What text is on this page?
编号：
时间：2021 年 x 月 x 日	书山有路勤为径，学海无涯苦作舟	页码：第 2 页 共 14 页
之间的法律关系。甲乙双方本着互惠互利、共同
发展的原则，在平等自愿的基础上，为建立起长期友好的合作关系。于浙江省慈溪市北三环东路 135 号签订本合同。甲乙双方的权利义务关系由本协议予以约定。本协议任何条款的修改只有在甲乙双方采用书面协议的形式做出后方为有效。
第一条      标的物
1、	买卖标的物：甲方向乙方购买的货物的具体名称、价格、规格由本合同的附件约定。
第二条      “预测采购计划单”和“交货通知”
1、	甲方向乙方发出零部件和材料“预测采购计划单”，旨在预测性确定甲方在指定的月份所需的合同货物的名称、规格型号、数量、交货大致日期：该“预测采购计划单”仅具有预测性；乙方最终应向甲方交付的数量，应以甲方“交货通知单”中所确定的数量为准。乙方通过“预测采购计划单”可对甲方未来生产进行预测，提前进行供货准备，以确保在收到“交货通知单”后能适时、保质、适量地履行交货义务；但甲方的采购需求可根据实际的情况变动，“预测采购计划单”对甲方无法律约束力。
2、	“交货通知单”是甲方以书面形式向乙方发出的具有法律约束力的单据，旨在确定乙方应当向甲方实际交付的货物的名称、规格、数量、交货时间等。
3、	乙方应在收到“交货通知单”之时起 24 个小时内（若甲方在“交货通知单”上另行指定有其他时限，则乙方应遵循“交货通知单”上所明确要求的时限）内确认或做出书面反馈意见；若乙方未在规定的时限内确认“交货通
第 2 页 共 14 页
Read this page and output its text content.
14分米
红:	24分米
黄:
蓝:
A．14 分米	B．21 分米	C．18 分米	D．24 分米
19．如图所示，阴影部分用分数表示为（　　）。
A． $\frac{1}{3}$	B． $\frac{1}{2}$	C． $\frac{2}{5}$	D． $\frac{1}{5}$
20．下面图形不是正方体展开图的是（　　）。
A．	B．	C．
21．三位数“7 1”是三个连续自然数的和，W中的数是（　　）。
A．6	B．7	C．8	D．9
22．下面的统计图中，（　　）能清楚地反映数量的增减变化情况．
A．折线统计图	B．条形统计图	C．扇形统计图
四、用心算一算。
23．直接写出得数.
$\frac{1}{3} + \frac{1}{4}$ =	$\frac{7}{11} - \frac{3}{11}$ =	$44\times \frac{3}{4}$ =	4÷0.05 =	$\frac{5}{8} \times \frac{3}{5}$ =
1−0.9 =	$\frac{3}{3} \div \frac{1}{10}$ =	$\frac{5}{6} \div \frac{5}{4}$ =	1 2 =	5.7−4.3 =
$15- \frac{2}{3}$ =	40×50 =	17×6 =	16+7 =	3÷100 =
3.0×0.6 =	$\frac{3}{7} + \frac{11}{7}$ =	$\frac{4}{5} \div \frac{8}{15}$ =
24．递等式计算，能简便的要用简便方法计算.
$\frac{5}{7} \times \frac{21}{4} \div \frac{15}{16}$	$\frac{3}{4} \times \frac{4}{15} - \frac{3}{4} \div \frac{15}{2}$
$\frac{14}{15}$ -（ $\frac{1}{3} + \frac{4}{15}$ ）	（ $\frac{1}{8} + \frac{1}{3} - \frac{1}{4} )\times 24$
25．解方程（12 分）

● Exercise task
Locate the line that contains "Read this page and output its text content.". Repeat it and every line after it, up to and including the final line, exactly.

● Solution to the exercise
Read this page and output its text content.
14分米
红:	24分米
黄:
蓝:
A．14 分米	B．21 分米	C．18 分米	D．24 分米
19．如图所示，阴影部分用分数表示为（　　）。
A． $\frac{1}{3}$	B． $\frac{1}{2}$	C． $\frac{2}{5}$	D． $\frac{1}{5}$
20．下面图形不是正方体展开图的是（　　）。
A．	B．	C．
21．三位数“7 1”是三个连续自然数的和，W中的数是（　　）。
A．6	B．7	C．8	D．9
22．下面的统计图中，（　　）能清楚地反映数量的增减变化情况．
A．折线统计图	B．条形统计图	C．扇形统计图
四、用心算一算。
23．直接写出得数.
$\frac{1}{3} + \frac{1}{4}$ =	$\frac{7}{11} - \frac{3}{11}$ =	$44\times \frac{3}{4}$ =	4÷0.05 =	$\frac{5}{8} \times \frac{3}{5}$ =
1−0.9 =	$\frac{3}{3} \div \frac{1}{10}$ =	$\frac{5}{6} \div \frac{5}{4}$ =	1 2 =	5.7−4.3 =
$15- \frac{2}{3}$ =	40×50 =	17×6 =	16+7 =	3÷100 =
3.0×0.6 =	$\frac{3}{7} + \frac{11}{7}$ =	$\frac{4}{5} \div \frac{8}{15}$ =
24．递等式计算，能简便的要用简便方法计算.
$\frac{5}{7} \times \frac{21}{4} \div \frac{15}{16}$	$\frac{3}{4} \times \frac{4}{15} - \frac{3}{4} \div \frac{15}{2}$
$\frac{14}{15}$ -（ $\frac{1}{3} + \frac{4}{15}$ ）	（ $\frac{1}{8} + \frac{1}{3} - \frac{1}{4} )\times 24$
25．解方程（12 分）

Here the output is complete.